> **EXERCISE DIRECTIONS**
Scan the data below. Pull out each line where "Altstadt" occurs.

(A block of data)

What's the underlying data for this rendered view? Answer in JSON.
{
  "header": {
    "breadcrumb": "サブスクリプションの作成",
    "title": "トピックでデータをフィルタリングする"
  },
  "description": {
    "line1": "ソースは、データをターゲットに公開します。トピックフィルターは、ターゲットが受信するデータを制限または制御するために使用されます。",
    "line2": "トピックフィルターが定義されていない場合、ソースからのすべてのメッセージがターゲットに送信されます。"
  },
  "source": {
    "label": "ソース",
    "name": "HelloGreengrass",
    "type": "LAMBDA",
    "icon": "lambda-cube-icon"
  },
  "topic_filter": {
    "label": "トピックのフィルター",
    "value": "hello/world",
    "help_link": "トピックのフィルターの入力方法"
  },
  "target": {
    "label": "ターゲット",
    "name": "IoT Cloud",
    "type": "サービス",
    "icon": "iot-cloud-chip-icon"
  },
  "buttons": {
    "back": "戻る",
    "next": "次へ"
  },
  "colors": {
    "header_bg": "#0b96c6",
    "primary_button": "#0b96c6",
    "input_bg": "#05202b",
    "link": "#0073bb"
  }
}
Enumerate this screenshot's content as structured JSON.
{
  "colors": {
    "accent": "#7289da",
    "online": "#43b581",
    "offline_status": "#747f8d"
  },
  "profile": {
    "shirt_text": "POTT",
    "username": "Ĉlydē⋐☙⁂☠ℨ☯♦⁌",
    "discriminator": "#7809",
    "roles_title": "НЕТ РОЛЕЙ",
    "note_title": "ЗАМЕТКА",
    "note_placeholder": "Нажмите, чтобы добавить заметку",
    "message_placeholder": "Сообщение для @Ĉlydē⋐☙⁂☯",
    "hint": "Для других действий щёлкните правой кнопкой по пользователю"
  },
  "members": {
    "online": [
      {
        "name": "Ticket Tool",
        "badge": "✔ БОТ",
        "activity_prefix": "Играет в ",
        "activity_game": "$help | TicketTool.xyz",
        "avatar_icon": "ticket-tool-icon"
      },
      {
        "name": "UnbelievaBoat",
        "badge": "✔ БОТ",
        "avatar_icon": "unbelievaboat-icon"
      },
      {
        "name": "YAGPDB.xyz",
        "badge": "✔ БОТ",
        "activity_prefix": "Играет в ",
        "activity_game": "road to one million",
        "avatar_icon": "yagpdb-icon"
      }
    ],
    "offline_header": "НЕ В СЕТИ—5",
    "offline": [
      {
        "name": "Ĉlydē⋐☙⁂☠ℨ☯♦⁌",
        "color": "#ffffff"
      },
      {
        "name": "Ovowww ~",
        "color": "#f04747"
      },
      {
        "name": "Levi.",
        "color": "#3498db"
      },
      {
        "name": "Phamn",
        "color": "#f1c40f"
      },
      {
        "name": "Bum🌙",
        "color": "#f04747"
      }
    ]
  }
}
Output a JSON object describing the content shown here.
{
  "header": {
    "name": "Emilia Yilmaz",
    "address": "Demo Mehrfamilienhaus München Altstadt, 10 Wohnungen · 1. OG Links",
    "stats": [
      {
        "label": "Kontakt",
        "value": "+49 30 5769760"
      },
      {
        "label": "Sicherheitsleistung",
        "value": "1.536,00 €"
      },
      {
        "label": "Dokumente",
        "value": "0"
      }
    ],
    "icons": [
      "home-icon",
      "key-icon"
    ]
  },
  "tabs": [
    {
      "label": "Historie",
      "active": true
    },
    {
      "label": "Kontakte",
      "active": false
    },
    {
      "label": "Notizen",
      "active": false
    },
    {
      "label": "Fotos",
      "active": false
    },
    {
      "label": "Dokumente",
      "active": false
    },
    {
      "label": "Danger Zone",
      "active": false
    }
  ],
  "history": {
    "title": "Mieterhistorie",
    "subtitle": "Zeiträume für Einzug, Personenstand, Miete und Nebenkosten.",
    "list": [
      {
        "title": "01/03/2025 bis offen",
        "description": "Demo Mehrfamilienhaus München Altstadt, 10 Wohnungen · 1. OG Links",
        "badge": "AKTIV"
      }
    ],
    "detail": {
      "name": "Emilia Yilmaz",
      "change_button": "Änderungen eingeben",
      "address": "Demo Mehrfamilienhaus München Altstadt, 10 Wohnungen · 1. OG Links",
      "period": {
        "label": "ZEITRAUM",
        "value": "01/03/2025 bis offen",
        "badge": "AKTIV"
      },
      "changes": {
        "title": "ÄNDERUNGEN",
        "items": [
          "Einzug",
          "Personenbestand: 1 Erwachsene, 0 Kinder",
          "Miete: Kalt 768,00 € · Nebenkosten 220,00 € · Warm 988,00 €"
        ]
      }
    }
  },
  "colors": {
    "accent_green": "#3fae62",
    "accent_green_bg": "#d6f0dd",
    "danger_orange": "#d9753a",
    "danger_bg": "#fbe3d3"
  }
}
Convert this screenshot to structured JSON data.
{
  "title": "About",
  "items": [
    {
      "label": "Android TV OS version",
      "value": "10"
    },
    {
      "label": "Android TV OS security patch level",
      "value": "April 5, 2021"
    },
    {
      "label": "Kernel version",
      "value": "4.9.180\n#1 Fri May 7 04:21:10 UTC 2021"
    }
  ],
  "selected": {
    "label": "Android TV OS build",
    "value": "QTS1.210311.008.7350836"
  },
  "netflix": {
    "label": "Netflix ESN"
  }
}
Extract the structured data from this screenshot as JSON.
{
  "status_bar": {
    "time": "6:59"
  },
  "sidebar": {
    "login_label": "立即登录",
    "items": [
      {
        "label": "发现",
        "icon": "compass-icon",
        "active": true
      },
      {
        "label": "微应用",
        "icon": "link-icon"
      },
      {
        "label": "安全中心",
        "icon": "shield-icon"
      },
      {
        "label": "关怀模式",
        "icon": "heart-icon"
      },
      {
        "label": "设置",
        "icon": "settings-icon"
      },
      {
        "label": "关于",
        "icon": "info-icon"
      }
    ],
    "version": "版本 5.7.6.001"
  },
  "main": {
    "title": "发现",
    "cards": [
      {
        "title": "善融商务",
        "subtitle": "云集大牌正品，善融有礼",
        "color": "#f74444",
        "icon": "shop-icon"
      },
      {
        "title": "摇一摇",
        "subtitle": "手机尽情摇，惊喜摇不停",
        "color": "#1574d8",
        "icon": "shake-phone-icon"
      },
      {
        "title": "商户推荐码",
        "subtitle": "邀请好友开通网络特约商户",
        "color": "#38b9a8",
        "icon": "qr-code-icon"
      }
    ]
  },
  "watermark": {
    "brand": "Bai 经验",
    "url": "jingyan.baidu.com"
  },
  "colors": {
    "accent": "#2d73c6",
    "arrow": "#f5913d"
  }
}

> **RESPONSE TO THE TASK**
    "address": "Demo Mehrfamilienhaus München Altstadt, 10 Wohnungen · 1. OG Links",
        "description": "Demo Mehrfamilienhaus München Altstadt, 10 Wohnungen · 1. OG Links",
      "address": "Demo Mehrfamilienhaus München Altstadt, 10 Wohnungen · 1. OG Links",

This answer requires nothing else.